[Dataset entries on figures]
▬▬▬▬▬▬

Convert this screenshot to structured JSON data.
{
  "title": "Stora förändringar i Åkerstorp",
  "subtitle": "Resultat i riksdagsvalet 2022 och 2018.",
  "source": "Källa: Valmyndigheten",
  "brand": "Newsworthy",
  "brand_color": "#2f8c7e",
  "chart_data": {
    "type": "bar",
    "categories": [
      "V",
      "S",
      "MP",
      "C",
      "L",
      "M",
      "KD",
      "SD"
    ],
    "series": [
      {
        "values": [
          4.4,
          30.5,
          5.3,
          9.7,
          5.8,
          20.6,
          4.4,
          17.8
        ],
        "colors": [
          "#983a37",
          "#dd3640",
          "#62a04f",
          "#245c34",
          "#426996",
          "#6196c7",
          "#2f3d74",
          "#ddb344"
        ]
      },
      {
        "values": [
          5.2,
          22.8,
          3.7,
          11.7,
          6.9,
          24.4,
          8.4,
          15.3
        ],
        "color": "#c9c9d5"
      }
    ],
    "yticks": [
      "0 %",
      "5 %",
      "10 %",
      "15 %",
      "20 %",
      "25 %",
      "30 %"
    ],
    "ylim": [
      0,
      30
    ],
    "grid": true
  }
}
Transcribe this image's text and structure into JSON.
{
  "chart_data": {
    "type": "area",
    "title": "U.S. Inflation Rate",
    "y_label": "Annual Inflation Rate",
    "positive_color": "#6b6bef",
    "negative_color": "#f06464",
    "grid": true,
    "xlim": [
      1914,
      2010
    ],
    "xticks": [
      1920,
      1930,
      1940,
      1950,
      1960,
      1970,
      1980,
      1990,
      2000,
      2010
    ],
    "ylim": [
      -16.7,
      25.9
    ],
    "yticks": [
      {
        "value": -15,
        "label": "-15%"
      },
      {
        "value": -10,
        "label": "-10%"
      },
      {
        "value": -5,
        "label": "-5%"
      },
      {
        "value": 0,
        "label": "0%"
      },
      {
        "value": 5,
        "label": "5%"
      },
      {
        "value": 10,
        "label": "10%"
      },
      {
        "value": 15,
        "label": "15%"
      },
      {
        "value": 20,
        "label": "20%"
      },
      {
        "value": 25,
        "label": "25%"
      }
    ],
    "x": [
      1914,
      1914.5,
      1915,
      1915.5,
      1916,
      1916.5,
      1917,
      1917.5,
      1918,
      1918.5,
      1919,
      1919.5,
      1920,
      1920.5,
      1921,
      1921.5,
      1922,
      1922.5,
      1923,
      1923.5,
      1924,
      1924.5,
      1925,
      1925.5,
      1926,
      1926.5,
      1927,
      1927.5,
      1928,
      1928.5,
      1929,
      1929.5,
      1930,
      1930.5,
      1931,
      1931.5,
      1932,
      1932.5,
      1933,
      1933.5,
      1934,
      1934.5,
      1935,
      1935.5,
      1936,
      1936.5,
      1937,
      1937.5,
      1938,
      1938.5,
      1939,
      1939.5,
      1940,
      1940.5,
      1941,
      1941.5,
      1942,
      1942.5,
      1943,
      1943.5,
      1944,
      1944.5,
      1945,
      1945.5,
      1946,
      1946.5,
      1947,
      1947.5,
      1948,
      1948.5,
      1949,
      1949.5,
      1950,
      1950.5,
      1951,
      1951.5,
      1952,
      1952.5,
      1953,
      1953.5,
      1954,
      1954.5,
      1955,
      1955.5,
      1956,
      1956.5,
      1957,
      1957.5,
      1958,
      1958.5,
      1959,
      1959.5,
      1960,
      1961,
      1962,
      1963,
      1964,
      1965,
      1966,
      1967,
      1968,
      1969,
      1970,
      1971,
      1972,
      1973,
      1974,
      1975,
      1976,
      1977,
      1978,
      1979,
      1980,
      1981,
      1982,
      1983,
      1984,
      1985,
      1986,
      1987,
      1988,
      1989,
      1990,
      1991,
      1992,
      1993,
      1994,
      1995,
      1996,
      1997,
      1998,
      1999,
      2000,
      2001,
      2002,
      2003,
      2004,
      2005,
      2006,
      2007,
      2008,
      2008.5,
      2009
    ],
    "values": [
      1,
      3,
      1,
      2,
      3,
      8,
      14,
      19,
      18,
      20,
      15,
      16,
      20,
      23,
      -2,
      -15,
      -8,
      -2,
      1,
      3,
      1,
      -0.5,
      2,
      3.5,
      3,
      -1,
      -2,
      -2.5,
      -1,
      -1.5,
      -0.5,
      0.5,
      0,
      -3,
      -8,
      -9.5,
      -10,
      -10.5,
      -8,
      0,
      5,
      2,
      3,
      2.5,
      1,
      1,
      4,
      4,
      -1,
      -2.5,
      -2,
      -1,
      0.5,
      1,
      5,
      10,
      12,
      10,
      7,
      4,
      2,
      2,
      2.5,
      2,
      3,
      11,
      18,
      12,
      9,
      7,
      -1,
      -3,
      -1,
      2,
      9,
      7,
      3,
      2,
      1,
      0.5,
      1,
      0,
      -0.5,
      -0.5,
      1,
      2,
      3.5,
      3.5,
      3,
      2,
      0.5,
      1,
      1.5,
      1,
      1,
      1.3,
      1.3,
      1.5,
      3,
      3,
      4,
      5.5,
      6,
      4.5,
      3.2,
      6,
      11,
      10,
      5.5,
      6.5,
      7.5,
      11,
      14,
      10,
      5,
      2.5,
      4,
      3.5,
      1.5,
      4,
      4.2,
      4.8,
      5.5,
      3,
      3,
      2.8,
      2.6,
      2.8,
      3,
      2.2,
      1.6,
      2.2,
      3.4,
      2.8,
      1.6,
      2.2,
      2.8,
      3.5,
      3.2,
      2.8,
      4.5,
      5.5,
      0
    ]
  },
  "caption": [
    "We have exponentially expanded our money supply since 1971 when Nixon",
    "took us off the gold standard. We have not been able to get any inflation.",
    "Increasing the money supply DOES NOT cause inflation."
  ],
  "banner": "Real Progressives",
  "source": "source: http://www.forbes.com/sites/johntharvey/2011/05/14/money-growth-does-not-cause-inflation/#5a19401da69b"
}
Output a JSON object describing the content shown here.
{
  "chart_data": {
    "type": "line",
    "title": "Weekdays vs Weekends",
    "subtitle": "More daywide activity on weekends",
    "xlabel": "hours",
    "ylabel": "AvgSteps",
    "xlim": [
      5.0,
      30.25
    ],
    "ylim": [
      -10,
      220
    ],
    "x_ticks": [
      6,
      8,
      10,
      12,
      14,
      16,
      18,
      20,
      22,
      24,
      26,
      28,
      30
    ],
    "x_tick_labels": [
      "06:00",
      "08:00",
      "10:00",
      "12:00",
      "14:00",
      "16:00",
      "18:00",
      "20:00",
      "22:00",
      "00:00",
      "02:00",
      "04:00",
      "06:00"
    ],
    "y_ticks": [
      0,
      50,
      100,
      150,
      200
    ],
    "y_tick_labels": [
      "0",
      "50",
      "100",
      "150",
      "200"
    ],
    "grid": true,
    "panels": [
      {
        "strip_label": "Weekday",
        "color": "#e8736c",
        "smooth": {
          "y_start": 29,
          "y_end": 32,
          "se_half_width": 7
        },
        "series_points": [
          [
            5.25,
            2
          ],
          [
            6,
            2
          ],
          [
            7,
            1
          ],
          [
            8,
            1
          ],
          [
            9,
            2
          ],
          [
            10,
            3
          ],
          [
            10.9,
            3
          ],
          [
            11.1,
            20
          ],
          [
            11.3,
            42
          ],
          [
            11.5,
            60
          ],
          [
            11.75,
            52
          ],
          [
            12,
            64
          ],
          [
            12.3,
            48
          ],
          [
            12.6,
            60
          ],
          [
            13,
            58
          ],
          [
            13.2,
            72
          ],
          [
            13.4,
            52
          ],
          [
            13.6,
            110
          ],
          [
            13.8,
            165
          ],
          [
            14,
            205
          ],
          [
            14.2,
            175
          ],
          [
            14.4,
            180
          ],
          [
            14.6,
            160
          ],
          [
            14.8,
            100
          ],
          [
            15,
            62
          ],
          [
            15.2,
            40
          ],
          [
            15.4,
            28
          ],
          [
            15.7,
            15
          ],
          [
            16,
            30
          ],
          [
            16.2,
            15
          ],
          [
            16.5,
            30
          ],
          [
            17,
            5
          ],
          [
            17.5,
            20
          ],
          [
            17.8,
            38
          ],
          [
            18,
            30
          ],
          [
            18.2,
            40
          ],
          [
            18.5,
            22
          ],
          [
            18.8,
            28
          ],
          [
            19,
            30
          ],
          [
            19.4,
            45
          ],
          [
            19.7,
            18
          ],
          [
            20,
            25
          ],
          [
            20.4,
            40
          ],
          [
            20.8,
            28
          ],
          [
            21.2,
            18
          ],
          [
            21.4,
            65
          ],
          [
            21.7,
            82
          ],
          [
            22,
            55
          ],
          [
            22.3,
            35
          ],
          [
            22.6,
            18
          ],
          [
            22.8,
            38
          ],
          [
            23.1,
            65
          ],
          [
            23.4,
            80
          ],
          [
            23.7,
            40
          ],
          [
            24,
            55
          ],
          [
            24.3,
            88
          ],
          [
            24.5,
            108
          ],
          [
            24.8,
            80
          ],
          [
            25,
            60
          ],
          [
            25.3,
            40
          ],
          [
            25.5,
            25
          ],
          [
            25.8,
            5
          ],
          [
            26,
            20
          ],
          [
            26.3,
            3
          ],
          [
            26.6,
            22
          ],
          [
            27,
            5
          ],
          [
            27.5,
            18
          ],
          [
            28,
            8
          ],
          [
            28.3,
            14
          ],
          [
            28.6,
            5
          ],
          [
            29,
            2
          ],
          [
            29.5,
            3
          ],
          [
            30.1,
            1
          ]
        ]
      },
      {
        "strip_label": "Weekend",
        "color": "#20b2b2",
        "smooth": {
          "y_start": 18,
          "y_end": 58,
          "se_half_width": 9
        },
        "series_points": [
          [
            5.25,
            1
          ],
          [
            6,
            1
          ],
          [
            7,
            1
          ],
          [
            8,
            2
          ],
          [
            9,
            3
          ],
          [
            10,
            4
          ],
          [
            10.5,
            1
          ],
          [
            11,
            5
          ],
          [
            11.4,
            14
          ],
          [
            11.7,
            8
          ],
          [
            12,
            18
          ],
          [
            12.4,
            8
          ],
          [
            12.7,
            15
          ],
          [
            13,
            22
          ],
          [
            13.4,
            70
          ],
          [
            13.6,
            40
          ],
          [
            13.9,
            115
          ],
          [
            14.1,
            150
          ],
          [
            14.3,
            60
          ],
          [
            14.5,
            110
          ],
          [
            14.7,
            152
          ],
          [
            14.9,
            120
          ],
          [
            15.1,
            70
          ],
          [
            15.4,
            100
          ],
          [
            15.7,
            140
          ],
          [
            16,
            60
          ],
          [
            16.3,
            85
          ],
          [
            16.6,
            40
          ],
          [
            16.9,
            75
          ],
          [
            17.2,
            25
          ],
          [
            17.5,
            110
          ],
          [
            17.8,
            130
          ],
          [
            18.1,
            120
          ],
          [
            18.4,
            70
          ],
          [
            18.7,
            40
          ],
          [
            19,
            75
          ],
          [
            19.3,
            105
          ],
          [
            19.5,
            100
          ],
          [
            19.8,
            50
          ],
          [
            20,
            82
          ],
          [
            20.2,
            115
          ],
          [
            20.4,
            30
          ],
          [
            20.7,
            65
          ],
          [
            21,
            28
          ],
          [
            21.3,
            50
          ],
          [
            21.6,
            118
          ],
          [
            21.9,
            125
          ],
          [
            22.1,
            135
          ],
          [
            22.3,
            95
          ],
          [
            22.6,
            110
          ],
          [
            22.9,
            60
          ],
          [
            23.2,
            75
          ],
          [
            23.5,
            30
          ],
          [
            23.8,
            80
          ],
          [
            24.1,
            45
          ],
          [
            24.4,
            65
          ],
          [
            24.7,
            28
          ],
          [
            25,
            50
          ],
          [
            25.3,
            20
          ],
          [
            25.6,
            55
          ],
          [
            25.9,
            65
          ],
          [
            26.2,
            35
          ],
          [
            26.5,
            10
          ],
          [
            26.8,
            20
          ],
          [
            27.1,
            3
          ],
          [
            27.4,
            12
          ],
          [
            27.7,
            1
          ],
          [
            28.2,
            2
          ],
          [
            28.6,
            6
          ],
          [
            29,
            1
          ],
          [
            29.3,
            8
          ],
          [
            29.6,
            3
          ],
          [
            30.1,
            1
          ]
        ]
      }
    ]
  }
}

▬▬▬▬▬▬

## [Problem details]
Filter out every line that lacks the word "source", and copy the rest.

## [Solution to this task]
  "source": "Källa: Valmyndigheten",
  "source": "source: http://www.forbes.com/sites/johntharvey/2011/05/14/money-growth-does-not-cause-inflation/#5a19401da69b"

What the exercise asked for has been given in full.